* [WHAT TO PRODUCE]:
Reproduce each of the items below verbatim, line by line.
====== PROVIDED RECORDS ======
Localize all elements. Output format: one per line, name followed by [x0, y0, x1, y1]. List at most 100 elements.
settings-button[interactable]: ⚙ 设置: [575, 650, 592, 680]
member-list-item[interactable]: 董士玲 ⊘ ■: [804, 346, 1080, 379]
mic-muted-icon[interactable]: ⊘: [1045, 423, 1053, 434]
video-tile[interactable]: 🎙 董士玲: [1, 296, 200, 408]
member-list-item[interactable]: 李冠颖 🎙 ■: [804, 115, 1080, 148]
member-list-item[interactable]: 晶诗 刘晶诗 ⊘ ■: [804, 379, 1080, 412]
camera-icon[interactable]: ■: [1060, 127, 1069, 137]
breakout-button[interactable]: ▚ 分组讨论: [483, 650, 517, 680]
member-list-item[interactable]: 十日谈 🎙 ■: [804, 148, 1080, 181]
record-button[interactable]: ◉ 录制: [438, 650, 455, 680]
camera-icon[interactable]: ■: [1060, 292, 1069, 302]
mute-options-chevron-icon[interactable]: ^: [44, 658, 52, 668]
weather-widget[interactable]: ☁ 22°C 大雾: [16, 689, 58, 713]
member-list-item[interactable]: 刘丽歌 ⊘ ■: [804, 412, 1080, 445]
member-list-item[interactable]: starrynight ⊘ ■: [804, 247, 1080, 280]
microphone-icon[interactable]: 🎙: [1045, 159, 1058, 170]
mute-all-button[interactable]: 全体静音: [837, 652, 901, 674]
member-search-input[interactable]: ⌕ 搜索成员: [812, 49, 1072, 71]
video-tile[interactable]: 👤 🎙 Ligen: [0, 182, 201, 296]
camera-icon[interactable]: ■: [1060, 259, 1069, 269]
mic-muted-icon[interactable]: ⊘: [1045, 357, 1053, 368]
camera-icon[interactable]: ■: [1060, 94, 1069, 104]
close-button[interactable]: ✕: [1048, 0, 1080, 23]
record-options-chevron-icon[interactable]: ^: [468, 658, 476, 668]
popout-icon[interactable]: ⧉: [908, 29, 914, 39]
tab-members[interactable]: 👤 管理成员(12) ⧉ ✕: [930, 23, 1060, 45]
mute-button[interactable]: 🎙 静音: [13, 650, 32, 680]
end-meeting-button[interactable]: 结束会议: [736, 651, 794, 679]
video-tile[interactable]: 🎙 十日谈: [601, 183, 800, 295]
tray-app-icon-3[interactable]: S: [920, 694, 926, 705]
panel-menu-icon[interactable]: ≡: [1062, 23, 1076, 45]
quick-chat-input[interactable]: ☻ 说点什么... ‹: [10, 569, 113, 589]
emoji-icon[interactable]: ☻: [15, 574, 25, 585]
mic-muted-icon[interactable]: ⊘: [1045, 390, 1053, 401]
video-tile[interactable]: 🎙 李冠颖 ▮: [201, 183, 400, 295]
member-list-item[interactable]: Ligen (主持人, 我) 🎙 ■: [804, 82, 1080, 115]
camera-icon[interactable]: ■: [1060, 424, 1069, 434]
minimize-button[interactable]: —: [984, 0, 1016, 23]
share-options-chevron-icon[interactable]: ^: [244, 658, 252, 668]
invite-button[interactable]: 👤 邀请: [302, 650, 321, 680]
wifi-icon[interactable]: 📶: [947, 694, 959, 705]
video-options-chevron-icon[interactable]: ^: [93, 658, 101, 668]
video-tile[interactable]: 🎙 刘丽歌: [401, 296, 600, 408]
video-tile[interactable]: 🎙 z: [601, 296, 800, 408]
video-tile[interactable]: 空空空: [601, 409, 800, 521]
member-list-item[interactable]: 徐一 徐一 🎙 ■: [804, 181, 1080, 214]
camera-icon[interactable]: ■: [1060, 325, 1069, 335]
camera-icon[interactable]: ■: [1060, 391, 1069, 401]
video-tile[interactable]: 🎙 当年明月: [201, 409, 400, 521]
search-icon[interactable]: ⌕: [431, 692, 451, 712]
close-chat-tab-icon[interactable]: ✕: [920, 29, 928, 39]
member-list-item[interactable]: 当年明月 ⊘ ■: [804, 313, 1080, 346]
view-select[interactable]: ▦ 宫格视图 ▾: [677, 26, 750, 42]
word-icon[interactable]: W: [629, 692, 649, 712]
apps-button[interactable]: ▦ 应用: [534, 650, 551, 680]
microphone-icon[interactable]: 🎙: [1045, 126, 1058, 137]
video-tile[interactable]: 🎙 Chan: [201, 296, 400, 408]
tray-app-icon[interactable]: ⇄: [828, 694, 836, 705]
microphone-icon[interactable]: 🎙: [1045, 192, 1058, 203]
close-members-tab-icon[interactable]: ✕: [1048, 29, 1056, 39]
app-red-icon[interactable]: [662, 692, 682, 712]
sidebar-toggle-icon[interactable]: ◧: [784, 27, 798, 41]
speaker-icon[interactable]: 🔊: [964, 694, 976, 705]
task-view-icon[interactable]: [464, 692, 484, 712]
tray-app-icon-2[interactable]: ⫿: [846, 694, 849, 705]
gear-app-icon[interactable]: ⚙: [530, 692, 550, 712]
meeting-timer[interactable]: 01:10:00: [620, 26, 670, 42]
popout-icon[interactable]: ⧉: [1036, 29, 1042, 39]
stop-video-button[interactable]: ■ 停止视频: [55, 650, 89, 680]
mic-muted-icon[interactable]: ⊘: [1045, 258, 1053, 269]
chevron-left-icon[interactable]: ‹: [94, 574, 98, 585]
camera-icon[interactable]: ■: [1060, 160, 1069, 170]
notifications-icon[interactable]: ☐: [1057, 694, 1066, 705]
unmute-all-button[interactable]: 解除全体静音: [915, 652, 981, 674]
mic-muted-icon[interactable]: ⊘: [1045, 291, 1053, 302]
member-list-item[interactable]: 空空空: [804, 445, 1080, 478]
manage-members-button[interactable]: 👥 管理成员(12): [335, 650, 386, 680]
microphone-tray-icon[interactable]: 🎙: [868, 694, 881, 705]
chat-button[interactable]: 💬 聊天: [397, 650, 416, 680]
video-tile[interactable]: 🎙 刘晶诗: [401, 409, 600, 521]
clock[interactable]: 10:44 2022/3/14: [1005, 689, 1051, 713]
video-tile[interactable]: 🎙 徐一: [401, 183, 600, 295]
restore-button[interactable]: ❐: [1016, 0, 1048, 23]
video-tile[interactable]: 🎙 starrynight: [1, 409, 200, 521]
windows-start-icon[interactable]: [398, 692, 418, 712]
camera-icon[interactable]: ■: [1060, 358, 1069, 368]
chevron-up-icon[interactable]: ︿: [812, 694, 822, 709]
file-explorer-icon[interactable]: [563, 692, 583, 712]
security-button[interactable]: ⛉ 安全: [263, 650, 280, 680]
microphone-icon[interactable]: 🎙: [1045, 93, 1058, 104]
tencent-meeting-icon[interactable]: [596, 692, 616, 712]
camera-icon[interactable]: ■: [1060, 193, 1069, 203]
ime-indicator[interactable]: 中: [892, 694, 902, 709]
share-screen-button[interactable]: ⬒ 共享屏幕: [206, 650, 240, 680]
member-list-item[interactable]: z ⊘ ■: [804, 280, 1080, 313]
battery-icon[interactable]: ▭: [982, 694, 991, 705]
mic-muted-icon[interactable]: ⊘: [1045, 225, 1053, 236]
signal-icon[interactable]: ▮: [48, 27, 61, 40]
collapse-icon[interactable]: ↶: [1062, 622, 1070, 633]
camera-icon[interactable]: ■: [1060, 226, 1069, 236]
======
* [COMPLETE ANSWER]:
Localize all elements. Output format: one per line, name followed by [x0, y0, x1, y1]. List at most 100 elements.
settings-button[interactable]: ⚙ 设置: [575, 650, 592, 680]
member-list-item[interactable]: 董士玲 ⊘ ■: [804, 346, 1080, 379]
mic-muted-icon[interactable]: ⊘: [1045, 423, 1053, 434]
video-tile[interactable]: 🎙 董士玲: [1, 296, 200, 408]
member-list-item[interactable]: 李冠颖 🎙 ■: [804, 115, 1080, 148]
member-list-item[interactable]: 晶诗 刘晶诗 ⊘ ■: [804, 379, 1080, 412]
camera-icon[interactable]: ■: [1060, 127, 1069, 137]
breakout-button[interactable]: ▚ 分组讨论: [483, 650, 517, 680]
member-list-item[interactable]: 十日谈 🎙 ■: [804, 148, 1080, 181]
record-button[interactable]: ◉ 录制: [438, 650, 455, 680]
camera-icon[interactable]: ■: [1060, 292, 1069, 302]
mute-options-chevron-icon[interactable]: ^: [44, 658, 52, 668]
weather-widget[interactable]: ☁ 22°C 大雾: [16, 689, 58, 713]
member-list-item[interactable]: 刘丽歌 ⊘ ■: [804, 412, 1080, 445]
member-list-item[interactable]: starrynight ⊘ ■: [804, 247, 1080, 280]
microphone-icon[interactable]: 🎙: [1045, 159, 1058, 170]
mute-all-button[interactable]: 全体静音: [837, 652, 901, 674]
member-search-input[interactable]: ⌕ 搜索成员: [812, 49, 1072, 71]
video-tile[interactable]: 👤 🎙 Ligen: [0, 182, 201, 296]
camera-icon[interactable]: ■: [1060, 259, 1069, 269]
mic-muted-icon[interactable]: ⊘: [1045, 357, 1053, 368]
camera-icon[interactable]: ■: [1060, 94, 1069, 104]
close-button[interactable]: ✕: [1048, 0, 1080, 23]
record-options-chevron-icon[interactable]: ^: [468, 658, 476, 668]
popout-icon[interactable]: ⧉: [908, 29, 914, 39]
tab-members[interactable]: 👤 管理成员(12) ⧉ ✕: [930, 23, 1060, 45]
mute-button[interactable]: 🎙 静音: [13, 650, 32, 680]
end-meeting-button[interactable]: 结束会议: [736, 651, 794, 679]
video-tile[interactable]: 🎙 十日谈: [601, 183, 800, 295]
tray-app-icon-3[interactable]: S: [920, 694, 926, 705]
panel-menu-icon[interactable]: ≡: [1062, 23, 1076, 45]
quick-chat-input[interactable]: ☻ 说点什么... ‹: [10, 569, 113, 589]
emoji-icon[interactable]: ☻: [15, 574, 25, 585]
mic-muted-icon[interactable]: ⊘: [1045, 390, 1053, 401]
video-tile[interactable]: 🎙 李冠颖 ▮: [201, 183, 400, 295]
member-list-item[interactable]: Ligen (主持人, 我) 🎙 ■: [804, 82, 1080, 115]
camera-icon[interactable]: ■: [1060, 424, 1069, 434]
minimize-button[interactable]: —: [984, 0, 1016, 23]
share-options-chevron-icon[interactable]: ^: [244, 658, 252, 668]
invite-button[interactable]: 👤 邀请: [302, 650, 321, 680]
wifi-icon[interactable]: 📶: [947, 694, 959, 705]
video-options-chevron-icon[interactable]: ^: [93, 658, 101, 668]
video-tile[interactable]: 🎙 刘丽歌: [401, 296, 600, 408]
video-tile[interactable]: 🎙 z: [601, 296, 800, 408]
video-tile[interactable]: 空空空: [601, 409, 800, 521]
member-list-item[interactable]: 徐一 徐一 🎙 ■: [804, 181, 1080, 214]
camera-icon[interactable]: ■: [1060, 325, 1069, 335]
camera-icon[interactable]: ■: [1060, 391, 1069, 401]
video-tile[interactable]: 🎙 当年明月: [201, 409, 400, 521]
search-icon[interactable]: ⌕: [431, 692, 451, 712]
close-chat-tab-icon[interactable]: ✕: [920, 29, 928, 39]
member-list-item[interactable]: 当年明月 ⊘ ■: [804, 313, 1080, 346]
view-select[interactable]: ▦ 宫格视图 ▾: [677, 26, 750, 42]
word-icon[interactable]: W: [629, 692, 649, 712]
apps-button[interactable]: ▦ 应用: [534, 650, 551, 680]
microphone-icon[interactable]: 🎙: [1045, 126, 1058, 137]
video-tile[interactable]: 🎙 Chan: [201, 296, 400, 408]
tray-app-icon[interactable]: ⇄: [828, 694, 836, 705]
microphone-icon[interactable]: 🎙: [1045, 192, 1058, 203]
close-members-tab-icon[interactable]: ✕: [1048, 29, 1056, 39]
app-red-icon[interactable]: [662, 692, 682, 712]
sidebar-toggle-icon[interactable]: ◧: [784, 27, 798, 41]
speaker-icon[interactable]: 🔊: [964, 694, 976, 705]
task-view-icon[interactable]: [464, 692, 484, 712]
tray-app-icon-2[interactable]: ⫿: [846, 694, 849, 705]
gear-app-icon[interactable]: ⚙: [530, 692, 550, 712]
meeting-timer[interactable]: 01:10:00: [620, 26, 670, 42]
popout-icon[interactable]: ⧉: [1036, 29, 1042, 39]
stop-video-button[interactable]: ■ 停止视频: [55, 650, 89, 680]
mic-muted-icon[interactable]: ⊘: [1045, 258, 1053, 269]
chevron-left-icon[interactable]: ‹: [94, 574, 98, 585]
camera-icon[interactable]: ■: [1060, 160, 1069, 170]
notifications-icon[interactable]: ☐: [1057, 694, 1066, 705]
unmute-all-button[interactable]: 解除全体静音: [915, 652, 981, 674]
mic-muted-icon[interactable]: ⊘: [1045, 291, 1053, 302]
member-list-item[interactable]: 空空空: [804, 445, 1080, 478]
manage-members-button[interactable]: 👥 管理成员(12): [335, 650, 386, 680]
microphone-tray-icon[interactable]: 🎙: [868, 694, 881, 705]
chat-button[interactable]: 💬 聊天: [397, 650, 416, 680]
video-tile[interactable]: 🎙 刘晶诗: [401, 409, 600, 521]
clock[interactable]: 10:44 2022/3/14: [1005, 689, 1051, 713]
video-tile[interactable]: 🎙 徐一: [401, 183, 600, 295]
restore-button[interactable]: ❐: [1016, 0, 1048, 23]
video-tile[interactable]: 🎙 starrynight: [1, 409, 200, 521]
windows-start-icon[interactable]: [398, 692, 418, 712]
camera-icon[interactable]: ■: [1060, 358, 1069, 368]
chevron-up-icon[interactable]: ︿: [812, 694, 822, 709]
file-explorer-icon[interactable]: [563, 692, 583, 712]
security-button[interactable]: ⛉ 安全: [263, 650, 280, 680]
microphone-icon[interactable]: 🎙: [1045, 93, 1058, 104]
tencent-meeting-icon[interactable]: [596, 692, 616, 712]
camera-icon[interactable]: ■: [1060, 193, 1069, 203]
ime-indicator[interactable]: 中: [892, 694, 902, 709]
share-screen-button[interactable]: ⬒ 共享屏幕: [206, 650, 240, 680]
member-list-item[interactable]: z ⊘ ■: [804, 280, 1080, 313]
battery-icon[interactable]: ▭: [982, 694, 991, 705]
mic-muted-icon[interactable]: ⊘: [1045, 225, 1053, 236]
signal-icon[interactable]: ▮: [48, 27, 61, 40]
collapse-icon[interactable]: ↶: [1062, 622, 1070, 633]
camera-icon[interactable]: ■: [1060, 226, 1069, 236]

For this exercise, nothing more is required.